----- RECORDS TO USE

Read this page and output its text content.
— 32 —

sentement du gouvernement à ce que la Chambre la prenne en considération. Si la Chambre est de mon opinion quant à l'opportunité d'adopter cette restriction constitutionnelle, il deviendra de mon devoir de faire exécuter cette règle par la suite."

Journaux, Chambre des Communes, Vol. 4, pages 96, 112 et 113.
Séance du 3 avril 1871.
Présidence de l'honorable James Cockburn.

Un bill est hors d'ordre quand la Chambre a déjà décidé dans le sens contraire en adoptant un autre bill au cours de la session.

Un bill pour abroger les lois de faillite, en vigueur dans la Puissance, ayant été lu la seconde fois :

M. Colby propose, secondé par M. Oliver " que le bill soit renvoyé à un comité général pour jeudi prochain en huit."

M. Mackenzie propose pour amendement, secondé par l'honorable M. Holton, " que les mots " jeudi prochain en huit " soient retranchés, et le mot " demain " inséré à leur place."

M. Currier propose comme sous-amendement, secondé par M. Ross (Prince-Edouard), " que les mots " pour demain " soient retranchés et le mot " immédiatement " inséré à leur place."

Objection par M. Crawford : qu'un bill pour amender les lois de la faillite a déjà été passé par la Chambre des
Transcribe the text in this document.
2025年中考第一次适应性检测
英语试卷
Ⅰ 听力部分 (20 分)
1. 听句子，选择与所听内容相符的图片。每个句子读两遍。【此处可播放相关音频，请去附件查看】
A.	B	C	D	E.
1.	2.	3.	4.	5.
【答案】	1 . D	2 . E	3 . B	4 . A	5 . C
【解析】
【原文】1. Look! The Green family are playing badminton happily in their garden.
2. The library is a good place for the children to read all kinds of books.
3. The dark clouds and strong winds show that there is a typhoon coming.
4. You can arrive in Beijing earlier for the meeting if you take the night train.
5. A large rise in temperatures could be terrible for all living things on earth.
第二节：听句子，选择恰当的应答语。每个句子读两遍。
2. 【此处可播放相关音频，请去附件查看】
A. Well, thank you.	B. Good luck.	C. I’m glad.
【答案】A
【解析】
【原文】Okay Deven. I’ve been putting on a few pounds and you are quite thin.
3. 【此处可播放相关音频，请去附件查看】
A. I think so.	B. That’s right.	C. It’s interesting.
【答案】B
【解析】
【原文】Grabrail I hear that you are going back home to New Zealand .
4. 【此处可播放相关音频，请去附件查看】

----------

TASK GOAL ::
Copy the material above, line for line.

CORRECT RESPONSE ::
Read this page and output its text content.
— 32 —

sentement du gouvernement à ce que la Chambre la prenne en considération. Si la Chambre est de mon opinion quant à l'opportunité d'adopter cette restriction constitutionnelle, il deviendra de mon devoir de faire exécuter cette règle par la suite."

Journaux, Chambre des Communes, Vol. 4, pages 96, 112 et 113.
Séance du 3 avril 1871.
Présidence de l'honorable James Cockburn.

Un bill est hors d'ordre quand la Chambre a déjà décidé dans le sens contraire en adoptant un autre bill au cours de la session.

Un bill pour abroger les lois de faillite, en vigueur dans la Puissance, ayant été lu la seconde fois :

M. Colby propose, secondé par M. Oliver " que le bill soit renvoyé à un comité général pour jeudi prochain en huit."

M. Mackenzie propose pour amendement, secondé par l'honorable M. Holton, " que les mots " jeudi prochain en huit " soient retranchés, et le mot " demain " inséré à leur place."

M. Currier propose comme sous-amendement, secondé par M. Ross (Prince-Edouard), " que les mots " pour demain " soient retranchés et le mot " immédiatement " inséré à leur place."

Objection par M. Crawford : qu'un bill pour amender les lois de la faillite a déjà été passé par la Chambre des
Transcribe the text in this document.
2025年中考第一次适应性检测
英语试卷
Ⅰ 听力部分 (20 分)
1. 听句子，选择与所听内容相符的图片。每个句子读两遍。【此处可播放相关音频，请去附件查看】
A.	B	C	D	E.
1.	2.	3.	4.	5.
【答案】	1 . D	2 . E	3 . B	4 . A	5 . C
【解析】
【原文】1. Look! The Green family are playing badminton happily in their garden.
2. The library is a good place for the children to read all kinds of books.
3. The dark clouds and strong winds show that there is a typhoon coming.
4. You can arrive in Beijing earlier for the meeting if you take the night train.
5. A large rise in temperatures could be terrible for all living things on earth.
第二节：听句子，选择恰当的应答语。每个句子读两遍。
2. 【此处可播放相关音频，请去附件查看】
A. Well, thank you.	B. Good luck.	C. I’m glad.
【答案】A
【解析】
【原文】Okay Deven. I’ve been putting on a few pounds and you are quite thin.
3. 【此处可播放相关音频，请去附件查看】
A. I think so.	B. That’s right.	C. It’s interesting.
【答案】B
【解析】
【原文】Grabrail I hear that you are going back home to New Zealand .
4. 【此处可播放相关音频，请去附件查看】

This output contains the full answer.